**INSTRUCTIONS FOR THE TASK**:
Omit all images, then return the remaining material exactly as it stands.

:: TASK INPUTS ::

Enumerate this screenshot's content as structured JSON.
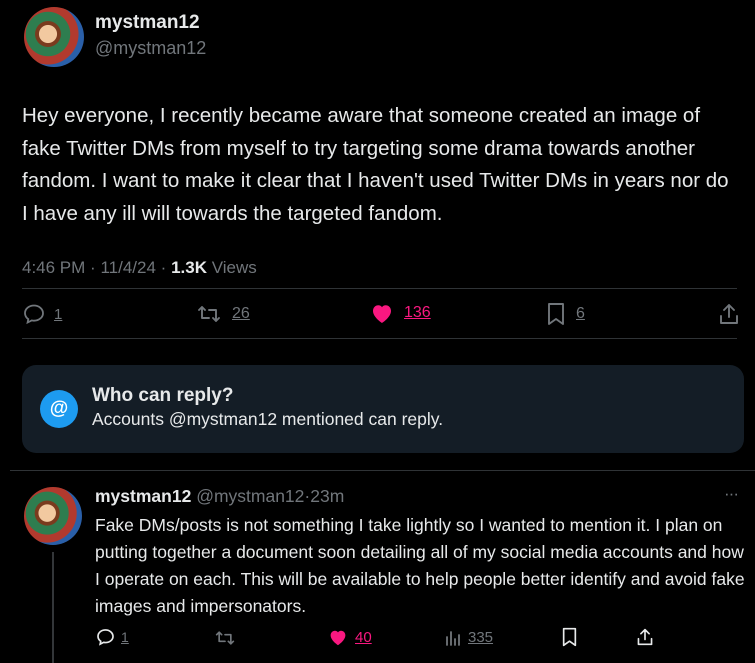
{
  "post": {
    "display_name": "mystman12",
    "handle": "@mystman12",
    "text": "Hey everyone, I recently became aware that someone created an image of fake Twitter DMs from myself to try targeting some drama towards another fandom. I want to make it clear that I haven't used Twitter DMs in years nor do I have any ill will towards the targeted fandom.",
    "time": "4:46 PM",
    "date": "11/4/24",
    "views_count": "1.3K",
    "views_label": "Views",
    "sep": "·",
    "replies": "1",
    "reposts": "26",
    "likes": "136",
    "bookmarks": "6"
  },
  "reply_restriction": {
    "icon_glyph": "@",
    "title": "Who can reply?",
    "text": "Accounts @mystman12 mentioned can reply."
  },
  "reply": {
    "display_name": "mystman12",
    "handle": "@mystman12",
    "sep": "·",
    "age": "23m",
    "more": "···",
    "text": "Fake DMs/posts is not something I take lightly so I wanted to mention it. I plan on putting together a document soon detailing all of my social media accounts and how I operate on each. This will be available to help people better identify and avoid fake images and impersonators.",
    "replies": "1",
    "likes": "40",
    "views": "335"
  },
  "colors": {
    "background": "#000000",
    "text": "#e7e9ea",
    "muted": "#71767b",
    "like": "#f91880",
    "accent": "#1d9bf0",
    "box": "#141d26"
  }
}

:::

**REPLY TO THE EXERCISE**:
Enumerate this screenshot's content as structured JSON.
{
  "post": {
    "display_name": "mystman12",
    "handle": "@mystman12",
    "text": "Hey everyone, I recently became aware that someone created an image of fake Twitter DMs from myself to try targeting some drama towards another fandom. I want to make it clear that I haven't used Twitter DMs in years nor do I have any ill will towards the targeted fandom.",
    "time": "4:46 PM",
    "date": "11/4/24",
    "views_count": "1.3K",
    "views_label": "Views",
    "sep": "·",
    "replies": "1",
    "reposts": "26",
    "likes": "136",
    "bookmarks": "6"
  },
  "reply_restriction": {
    "icon_glyph": "@",
    "title": "Who can reply?",
    "text": "Accounts @mystman12 mentioned can reply."
  },
  "reply": {
    "display_name": "mystman12",
    "handle": "@mystman12",
    "sep": "·",
    "age": "23m",
    "more": "···",
    "text": "Fake DMs/posts is not something I take lightly so I wanted to mention it. I plan on putting together a document soon detailing all of my social media accounts and how I operate on each. This will be available to help people better identify and avoid fake images and impersonators.",
    "replies": "1",
    "likes": "40",
    "views": "335"
  },
  "colors": {
    "background": "#000000",
    "text": "#e7e9ea",
    "muted": "#71767b",
    "like": "#f91880",
    "accent": "#1d9bf0",
    "box": "#141d26"
  }
}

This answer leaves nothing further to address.